Work to complete: In the news brief below on the arrest of a former Tamaulipas governor, rewrite the paragraph beginning "On October 6, Tamaulipas state police" as a short bulleted list of its main facts.

Provided passage:
•••

HomeNewsBriefWill Latest Ex-Governor Captured in Mexico Face Extradition?
BRIEF

Will Latest Ex-Governor Captured in Mexico Face Extradition?

ELITES AND CRIME / 9 OCT 2017 BY PARKER ASMANN EN

Authorities in Mexico have arrested a former governor of the embattled state of Tamaulipas on charges of embezzlement and misuse of public funds. His capture raises questions over issues related to the timing of his arrest, as well as whether he will face justice in Mexico.

On October 6, Tamaulipas state police arrested Eugenio Hernández Flores, who governed the state between 2005 and 2010, in Ciudad Victoria, according to a press release from the local Attorney General's Office. 

In a movie-like scene, Hernández Flores was allegedly captured while driving his BMW motorcycle with a group of friends. Helicopters descended on him from above and hooded men exited a van to intercept the former governor on the ground, Animal Político reported.

•••

Provided records:
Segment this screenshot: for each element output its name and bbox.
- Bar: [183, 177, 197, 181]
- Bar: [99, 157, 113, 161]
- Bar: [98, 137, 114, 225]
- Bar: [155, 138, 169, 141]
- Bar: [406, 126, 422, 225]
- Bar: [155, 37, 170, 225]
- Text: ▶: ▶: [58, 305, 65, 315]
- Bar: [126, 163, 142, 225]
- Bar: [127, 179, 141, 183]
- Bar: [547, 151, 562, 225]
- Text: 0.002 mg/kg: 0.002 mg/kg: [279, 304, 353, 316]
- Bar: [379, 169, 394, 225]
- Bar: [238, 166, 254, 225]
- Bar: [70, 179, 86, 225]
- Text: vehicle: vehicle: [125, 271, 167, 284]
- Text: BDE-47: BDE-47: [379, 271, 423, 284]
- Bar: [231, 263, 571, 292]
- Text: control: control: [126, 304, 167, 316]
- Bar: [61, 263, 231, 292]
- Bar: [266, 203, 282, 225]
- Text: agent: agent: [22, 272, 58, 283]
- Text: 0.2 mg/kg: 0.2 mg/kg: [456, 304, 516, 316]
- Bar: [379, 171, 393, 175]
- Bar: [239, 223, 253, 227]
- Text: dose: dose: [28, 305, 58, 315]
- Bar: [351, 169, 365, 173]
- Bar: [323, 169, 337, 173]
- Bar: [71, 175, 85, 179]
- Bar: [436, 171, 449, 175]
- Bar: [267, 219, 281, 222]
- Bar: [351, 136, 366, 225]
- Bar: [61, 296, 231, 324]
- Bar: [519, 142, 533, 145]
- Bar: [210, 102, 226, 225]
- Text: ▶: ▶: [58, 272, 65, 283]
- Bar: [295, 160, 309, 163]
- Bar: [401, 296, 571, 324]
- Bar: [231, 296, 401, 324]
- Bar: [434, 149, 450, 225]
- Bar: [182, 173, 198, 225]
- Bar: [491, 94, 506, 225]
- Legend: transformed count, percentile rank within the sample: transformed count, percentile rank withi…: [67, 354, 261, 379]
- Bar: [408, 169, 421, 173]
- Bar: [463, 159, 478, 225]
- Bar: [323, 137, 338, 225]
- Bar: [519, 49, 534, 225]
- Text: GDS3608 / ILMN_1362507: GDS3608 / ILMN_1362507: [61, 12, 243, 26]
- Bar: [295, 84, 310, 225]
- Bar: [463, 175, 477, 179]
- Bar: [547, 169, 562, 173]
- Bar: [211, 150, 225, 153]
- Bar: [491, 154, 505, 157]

•••

Written solution:
- Date: October 6
- Arresting authority: Tamaulipas state police
- Person arrested: Eugenio Hernández Flores, governor of Tamaulipas from 2005 to 2010
- Place: Ciudad Victoria
- Source: a press release from the local Attorney General's Office